- SELECTION:
========

Bought by the Blood

June 24, 2011

What I Will Tell My Kids About Gay Marriage

Here I Stand

The problem with the way that many conservatives, including evangelicals, defend marriage is that they’ve dumbed it down to a point where when it is stood up against society’s current redefining of marriage there is hardly any recognizable difference.  Marriage, as God designed it is to be a picture of Christ and the church (Ephesians 5:31-32). In a secular society, that is not always the case especially since everyone does not have the same worldview. Marriage, in America is quickly deteriorating from what God intended, with many people living together and having sex outside of marriage, the growing popularity of no-fault divorce and how pornography and infidelity run rampant.

In light of all of this, is it correct to say “anything goes”? Because of the separation of church and state should we just take the mindset that marriage is a state institution and it is up to individual states to decide? My fear is that if I do that, then I won’t be salt and light, which is why it is important to know what I believe and why.

The Bible is the solid ground on which I stand and form my convictions, all else is sinking sand. These convictions may make me sound judgemental and condemning, but my hope is that any judgement or condemnation someone sees me passing is the same judgement and condemnation that I deserve, but because of Christ free grace and rich mercy that all who seek to be crucified with Christ and find their life in Him may be free from any judgement or condemnation.

What’s Love Got To Do With It

Many people believe that marriage should be for two people who love each other and it doesn’t matter their gender.  I am not going to argue with that statement, because it is a great proposition.  Instead, ponder this, what does it matter if a person gains marriage, but loses their soul (Mark 8:36).  If we think that a couple, straight or homosexual, having the right to marry will complete them then we have set the bar far too low.  To quote C.S. Lewis “We are half-hearted creatures, fooling about with drink and sex and ambition when infinite joy is offered us, like an ignorant child who wants to go on making mud pies in a slum because he cannot imagine what is meant by the offer of a holiday at the sea. We are far too easily pleased.”  If someone doesn’t have the opportunity to marry the person they love, then they may be momentarily missing out on something.  Ultimately, marriage is nothing compared to knowing Christ. “Indeed, I count everything as loss because of the surpassing worth of knowing Christ Jesus my Lord. For his sake I have suffered the loss of all things and count them as rubbish, in order that I may gain Christ (Philippians 3:8).” By promoting any marriage not built on Christ, whether straight or homosexual, it does not matter how much love there is, there will be no eternal value in it.

========

- GIVEN REQUEST: Continue the post on marriage and faith from its last sentence, in the same voice.

- SOURCE DATA:
========

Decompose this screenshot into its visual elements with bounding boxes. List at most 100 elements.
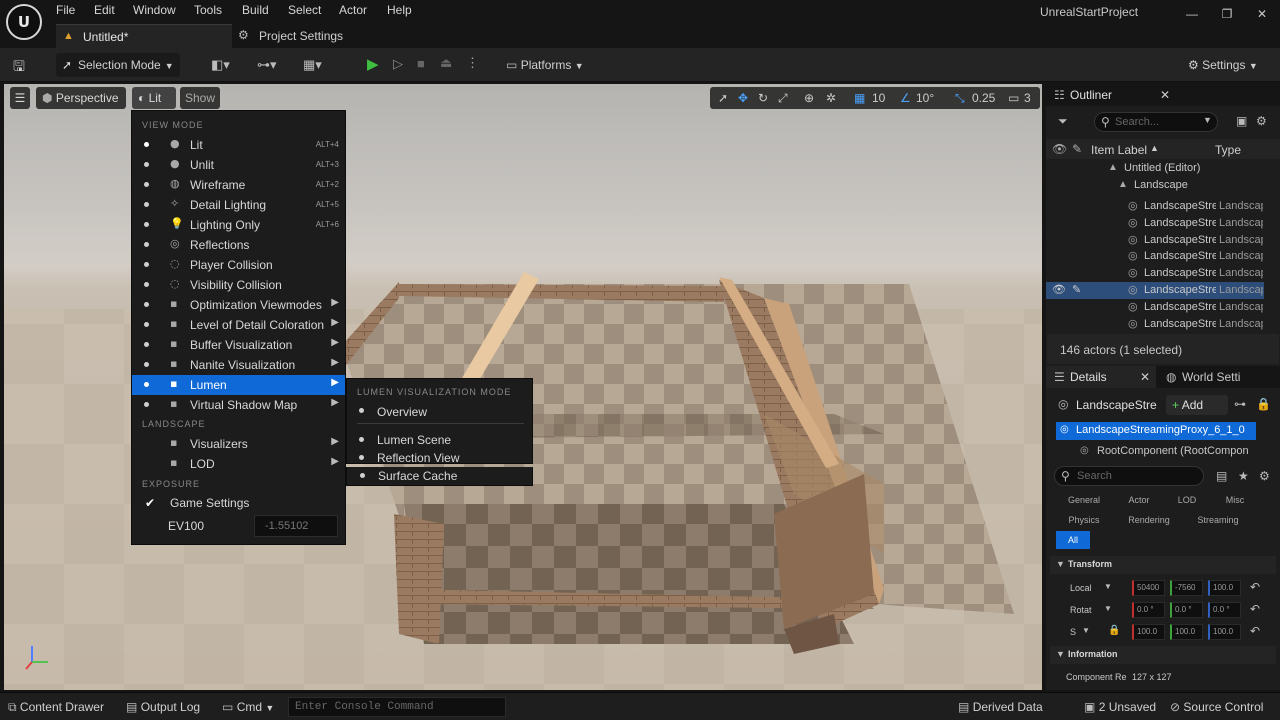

========

- EXERCISE RESPONSE:
The Culture Wars

Obviously, I would not stop a non-Christian couple from marrying.  I can imagine your reaction being that if a homosexual is born that way, then it is unfair that I would support laws that would stop them from marrying someone they loved.  In all honesty, I have trouble supporting laws that outlaw same-sex marriage because legislation is not the answer.  The law has no power to bring a person to a saving knowledge of Jesus Christ and without a relationship with Him how can I expect them to deny their desires?  I have friends that are homosexual and in same-sex relationships and marriages.  I have never told them that what they are doing is wrong.  Also, I have never outright supported their choice.

The media, our society and the political machine wants us to believe that a culture war is going on right now.  I believe that Jesus would scoff at the idea of a culture war.  I am not at war with any homosexuals who choose that lifestyle.  They do not need me telling them that they need to change.  They need to see the love of Jesus and that His grace is greater then all their sin.  If Jesus was walking the earth right now, it would probably be the homosexual couples and not the conservatives that He would spend His time with.

Jesus does not see people as straight or homosexual, but he sees all people as sinners who need a Savior.  Rules and laws will point out that we are sinners.  Rules and laws can go no further then bringing about shame and I fail as an ambassador of Christ if all I do is point to people’s sin without pointing to the Savior.  No one who comes to Jesus has to make a drastic life change before they come and as His representative I do not have to force people to change instantly when they come to Jesus.  The result of coming to Jesus is crucifying the flesh and no longer walking according to its passions and desires, but that always comes after faith and never as a condition (Galatians 5:24-25).  Straight people, homosexuals, all are free to come to Jesus and and find the satisfaction their soul has been longing for.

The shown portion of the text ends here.